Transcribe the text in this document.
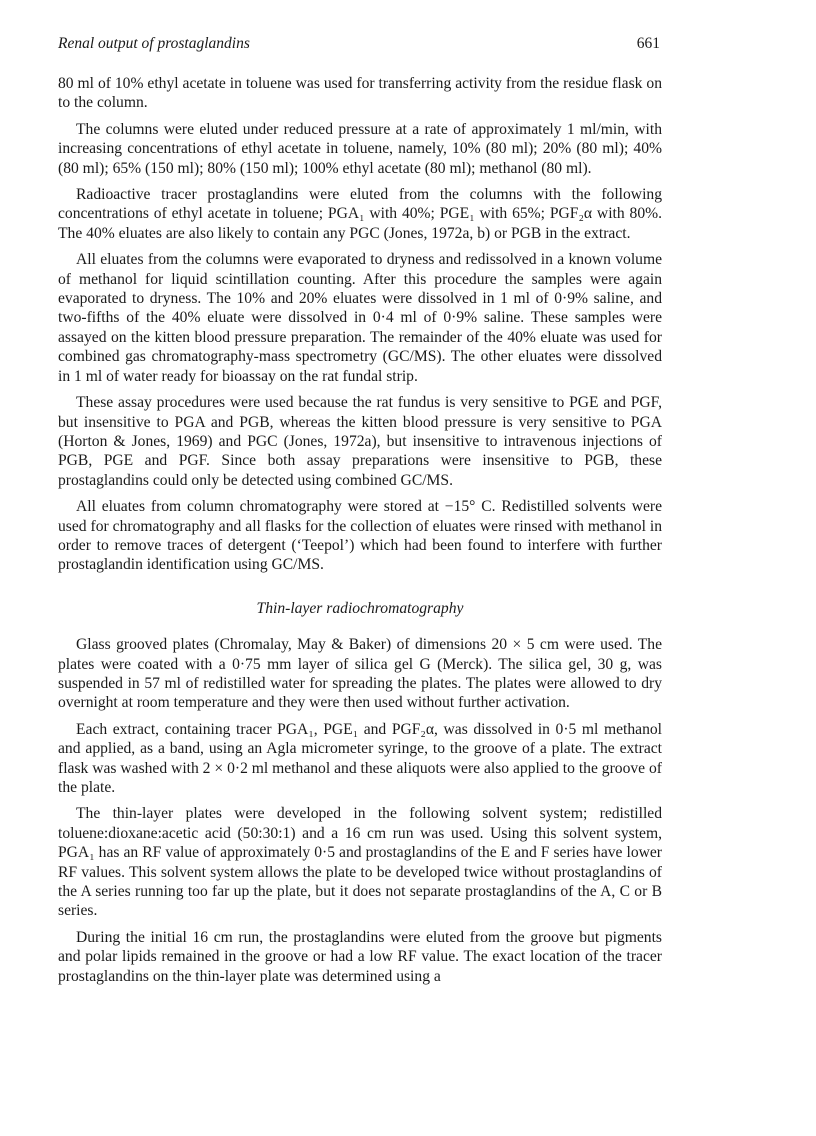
Renal output of prostaglandins	661

80 ml of 10% ethyl acetate in toluene was used for transferring activity from the residue flask on to the column.

The columns were eluted under reduced pressure at a rate of approximately 1 ml/min, with increasing concentrations of ethyl acetate in toluene, namely, 10% (80 ml); 20% (80 ml); 40% (80 ml); 65% (150 ml); 80% (150 ml); 100% ethyl acetate (80 ml); methanol (80 ml).

Radioactive tracer prostaglandins were eluted from the columns with the following concentrations of ethyl acetate in toluene; PGA₁ with 40%; PGE₁ with 65%; PGF₂α with 80%. The 40% eluates are also likely to contain any PGC (Jones, 1972a, b) or PGB in the extract.

All eluates from the columns were evaporated to dryness and redissolved in a known volume of methanol for liquid scintillation counting. After this procedure the samples were again evaporated to dryness. The 10% and 20% eluates were dissolved in 1 ml of 0·9% saline, and two-fifths of the 40% eluate were dissolved in 0·4 ml of 0·9% saline. These samples were assayed on the kitten blood pressure preparation. The remainder of the 40% eluate was used for combined gas chromatography-mass spectrometry (GC/MS). The other eluates were dissolved in 1 ml of water ready for bioassay on the rat fundal strip.

These assay procedures were used because the rat fundus is very sensitive to PGE and PGF, but insensitive to PGA and PGB, whereas the kitten blood pressure is very sensitive to PGA (Horton & Jones, 1969) and PGC (Jones, 1972a), but insensitive to intravenous injections of PGB, PGE and PGF. Since both assay preparations were insensitive to PGB, these prostaglandins could only be detected using combined GC/MS.

All eluates from column chromatography were stored at −15° C. Redistilled solvents were used for chromatography and all flasks for the collection of eluates were rinsed with methanol in order to remove traces of detergent (‘Teepol’) which had been found to interfere with further prostaglandin identification using GC/MS.

Thin-layer radiochromatography

Glass grooved plates (Chromalay, May & Baker) of dimensions 20 × 5 cm were used. The plates were coated with a 0·75 mm layer of silica gel G (Merck). The silica gel, 30 g, was suspended in 57 ml of redistilled water for spreading the plates. The plates were allowed to dry overnight at room temperature and they were then used without further activation.

Each extract, containing tracer PGA₁, PGE₁ and PGF₂α, was dissolved in 0·5 ml methanol and applied, as a band, using an Agla micrometer syringe, to the groove of a plate. The extract flask was washed with 2 × 0·2 ml methanol and these aliquots were also applied to the groove of the plate.

The thin-layer plates were developed in the following solvent system; redistilled toluene:dioxane:acetic acid (50:30:1) and a 16 cm run was used. Using this solvent system, PGA₁ has an RF value of approximately 0·5 and prostaglandins of the E and F series have lower RF values. This solvent system allows the plate to be developed twice without prostaglandins of the A series running too far up the plate, but it does not separate prostaglandins of the A, C or B series.

During the initial 16 cm run, the prostaglandins were eluted from the groove but pigments and polar lipids remained in the groove or had a low RF value. The exact location of the tracer prostaglandins on the thin-layer plate was determined using a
---*---
Assigned task » The result should be a verbatim copy of the data, free of pictures.

Output for this task »
Transcribe the text in this document.
Renal output of prostaglandins	661

80 ml of 10% ethyl acetate in toluene was used for transferring activity from the residue flask on to the column.

The columns were eluted under reduced pressure at a rate of approximately 1 ml/min, with increasing concentrations of ethyl acetate in toluene, namely, 10% (80 ml); 20% (80 ml); 40% (80 ml); 65% (150 ml); 80% (150 ml); 100% ethyl acetate (80 ml); methanol (80 ml).

Radioactive tracer prostaglandins were eluted from the columns with the following concentrations of ethyl acetate in toluene; PGA₁ with 40%; PGE₁ with 65%; PGF₂α with 80%. The 40% eluates are also likely to contain any PGC (Jones, 1972a, b) or PGB in the extract.

All eluates from the columns were evaporated to dryness and redissolved in a known volume of methanol for liquid scintillation counting. After this procedure the samples were again evaporated to dryness. The 10% and 20% eluates were dissolved in 1 ml of 0·9% saline, and two-fifths of the 40% eluate were dissolved in 0·4 ml of 0·9% saline. These samples were assayed on the kitten blood pressure preparation. The remainder of the 40% eluate was used for combined gas chromatography-mass spectrometry (GC/MS). The other eluates were dissolved in 1 ml of water ready for bioassay on the rat fundal strip.

These assay procedures were used because the rat fundus is very sensitive to PGE and PGF, but insensitive to PGA and PGB, whereas the kitten blood pressure is very sensitive to PGA (Horton & Jones, 1969) and PGC (Jones, 1972a), but insensitive to intravenous injections of PGB, PGE and PGF. Since both assay preparations were insensitive to PGB, these prostaglandins could only be detected using combined GC/MS.

All eluates from column chromatography were stored at −15° C. Redistilled solvents were used for chromatography and all flasks for the collection of eluates were rinsed with methanol in order to remove traces of detergent (‘Teepol’) which had been found to interfere with further prostaglandin identification using GC/MS.

Thin-layer radiochromatography

Glass grooved plates (Chromalay, May & Baker) of dimensions 20 × 5 cm were used. The plates were coated with a 0·75 mm layer of silica gel G (Merck). The silica gel, 30 g, was suspended in 57 ml of redistilled water for spreading the plates. The plates were allowed to dry overnight at room temperature and they were then used without further activation.

Each extract, containing tracer PGA₁, PGE₁ and PGF₂α, was dissolved in 0·5 ml methanol and applied, as a band, using an Agla micrometer syringe, to the groove of a plate. The extract flask was washed with 2 × 0·2 ml methanol and these aliquots were also applied to the groove of the plate.

The thin-layer plates were developed in the following solvent system; redistilled toluene:dioxane:acetic acid (50:30:1) and a 16 cm run was used. Using this solvent system, PGA₁ has an RF value of approximately 0·5 and prostaglandins of the E and F series have lower RF values. This solvent system allows the plate to be developed twice without prostaglandins of the A series running too far up the plate, but it does not separate prostaglandins of the A, C or B series.

During the initial 16 cm run, the prostaglandins were eluted from the groove but pigments and polar lipids remained in the groove or had a low RF value. The exact location of the tracer prostaglandins on the thin-layer plate was determined using a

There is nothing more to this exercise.